§ Problem details: Without including any pictures, copy each entry below exactly.
>>>>>
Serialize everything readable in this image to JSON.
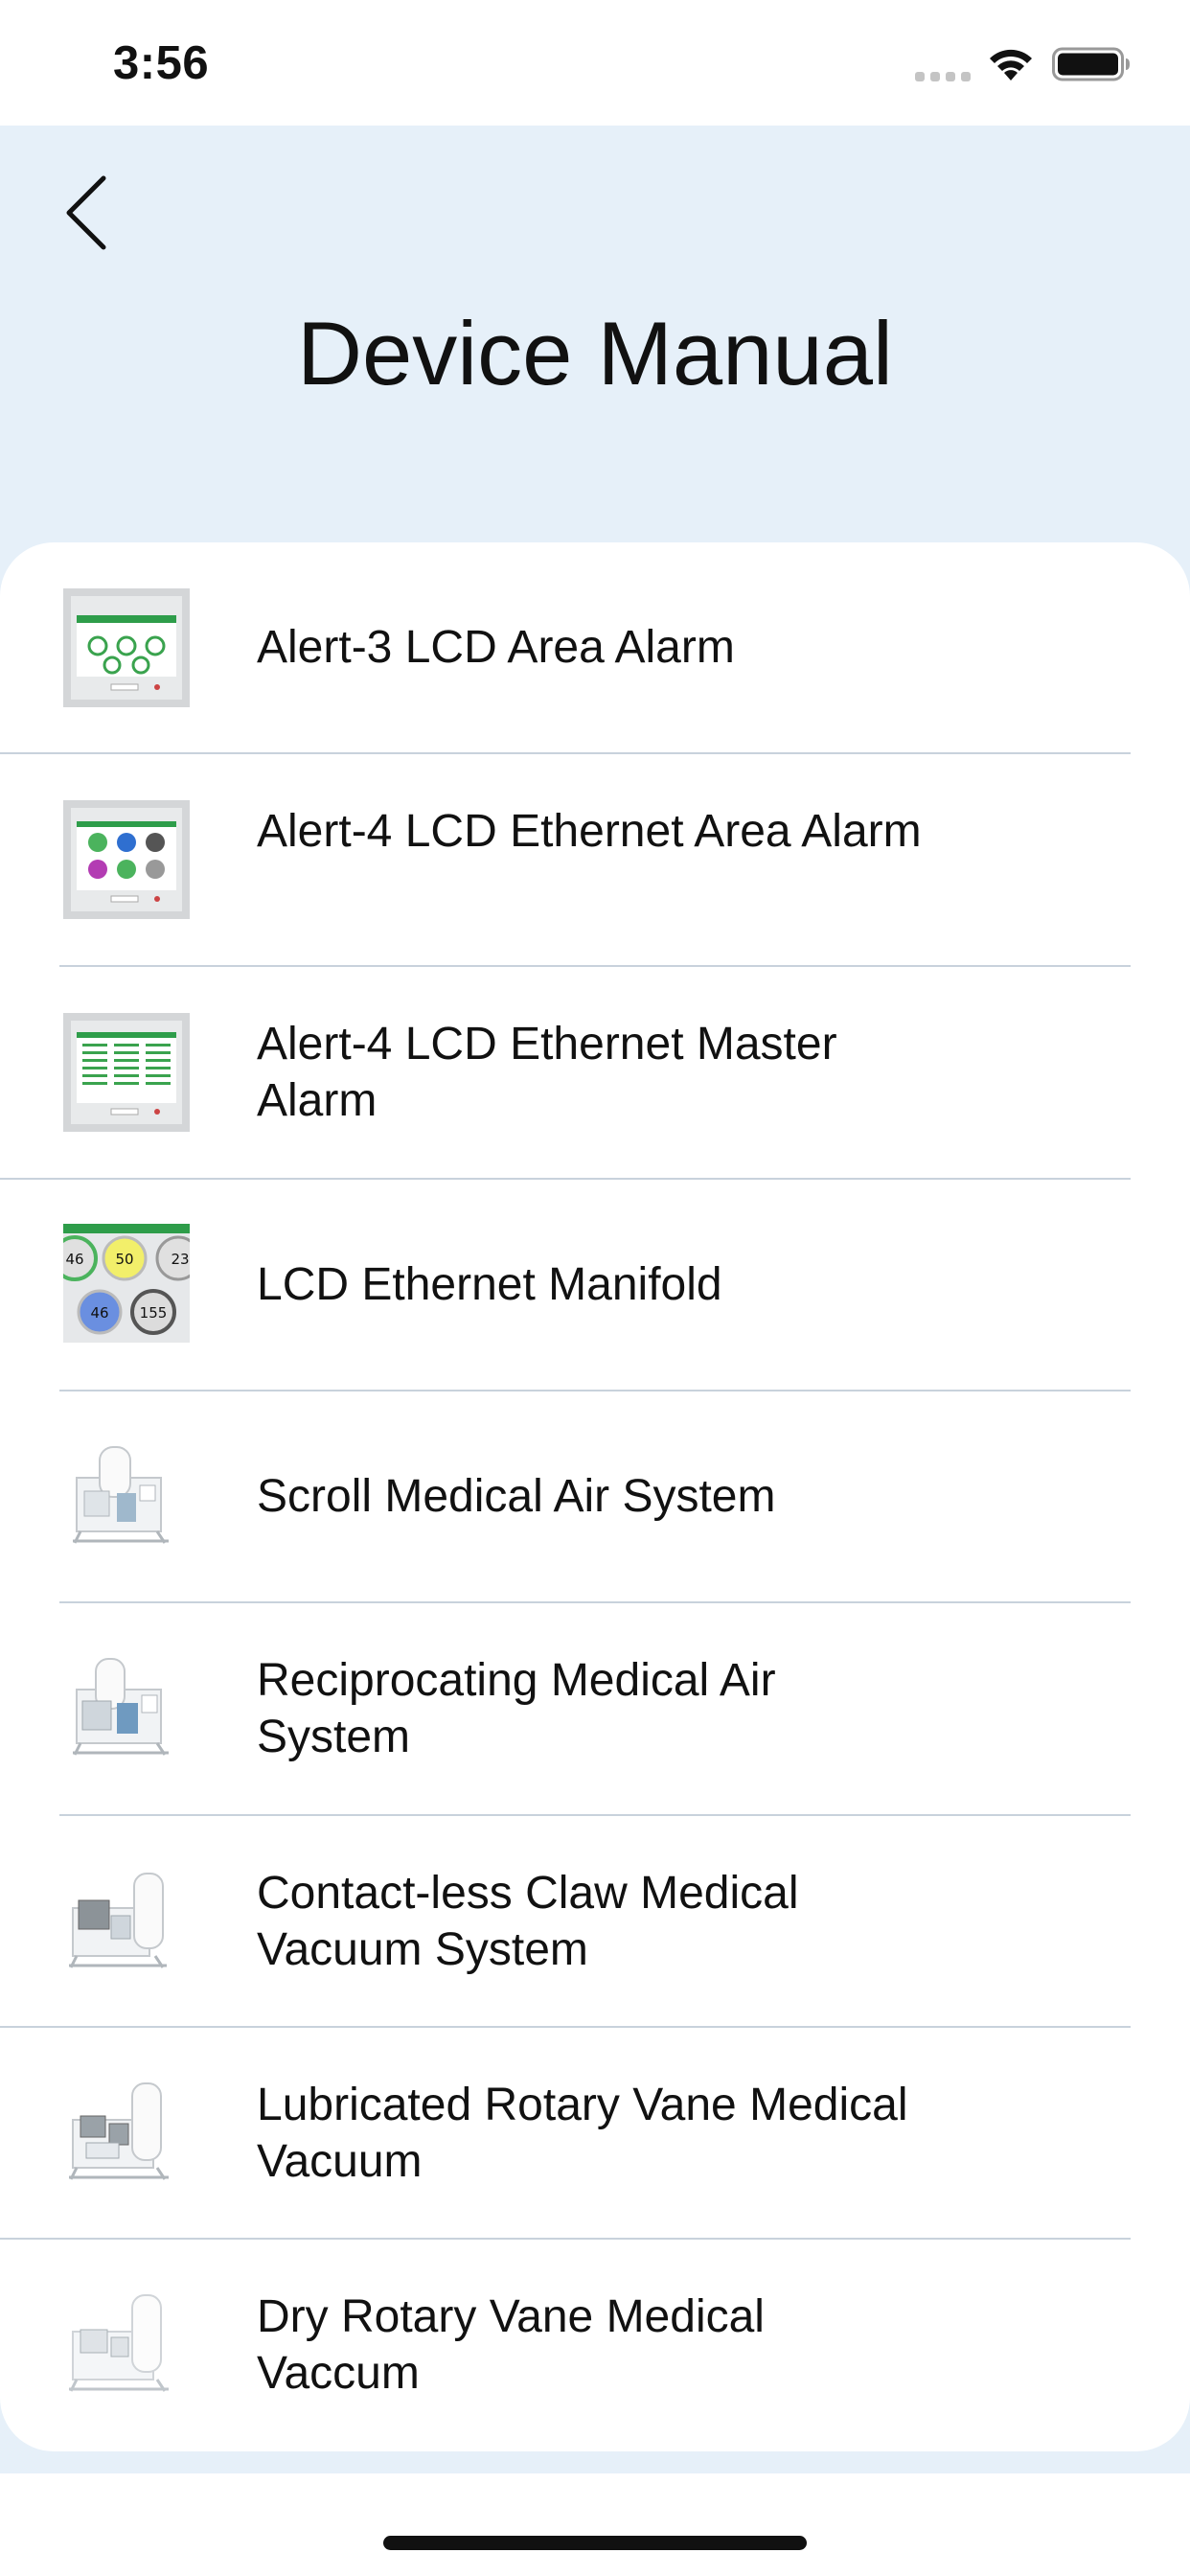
{
  "status_bar": {
    "time": "3:56"
  },
  "header": {
    "title": "Device Manual",
    "back_icon": "chevron-left-icon"
  },
  "items": [
    {
      "label": "Alert-3 LCD Area Alarm",
      "icon": "alarm-panel-thumbnail"
    },
    {
      "label": "Alert-4 LCD Ethernet Area Alarm",
      "icon": "alarm-panel-thumbnail"
    },
    {
      "label": "Alert-4 LCD Ethernet Master Alarm",
      "icon": "alarm-panel-thumbnail"
    },
    {
      "label": "LCD Ethernet Manifold",
      "icon": "manifold-thumbnail"
    },
    {
      "label": "Scroll Medical Air System",
      "icon": "air-system-thumbnail"
    },
    {
      "label": "Reciprocating Medical Air System",
      "icon": "air-system-thumbnail"
    },
    {
      "label": "Contact-less Claw Medical Vacuum System",
      "icon": "vacuum-system-thumbnail"
    },
    {
      "label": "Lubricated Rotary Vane Medical Vacuum",
      "icon": "vacuum-system-thumbnail"
    },
    {
      "label": "Dry Rotary Vane Medical Vaccum",
      "icon": "vacuum-system-thumbnail"
    }
  ],
  "manifold_values": [
    "46",
    "50",
    "23",
    "46",
    "155"
  ],
  "colors": {
    "header_bg": "#e6f0f9",
    "card_bg": "#ffffff",
    "divider": "#c8d2dc",
    "text": "#111111"
  }
}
<<<<<
§ Complete response:
Serialize everything readable in this image to JSON.
{
  "status_bar": {
    "time": "3:56"
  },
  "header": {
    "title": "Device Manual",
    "back_icon": "chevron-left-icon"
  },
  "items": [
    {
      "label": "Alert-3 LCD Area Alarm",
      "icon": "alarm-panel-thumbnail"
    },
    {
      "label": "Alert-4 LCD Ethernet Area Alarm",
      "icon": "alarm-panel-thumbnail"
    },
    {
      "label": "Alert-4 LCD Ethernet Master Alarm",
      "icon": "alarm-panel-thumbnail"
    },
    {
      "label": "LCD Ethernet Manifold",
      "icon": "manifold-thumbnail"
    },
    {
      "label": "Scroll Medical Air System",
      "icon": "air-system-thumbnail"
    },
    {
      "label": "Reciprocating Medical Air System",
      "icon": "air-system-thumbnail"
    },
    {
      "label": "Contact-less Claw Medical Vacuum System",
      "icon": "vacuum-system-thumbnail"
    },
    {
      "label": "Lubricated Rotary Vane Medical Vacuum",
      "icon": "vacuum-system-thumbnail"
    },
    {
      "label": "Dry Rotary Vane Medical Vaccum",
      "icon": "vacuum-system-thumbnail"
    }
  ],
  "manifold_values": [
    "46",
    "50",
    "23",
    "46",
    "155"
  ],
  "colors": {
    "header_bg": "#e6f0f9",
    "card_bg": "#ffffff",
    "divider": "#c8d2dc",
    "text": "#111111"
  }
}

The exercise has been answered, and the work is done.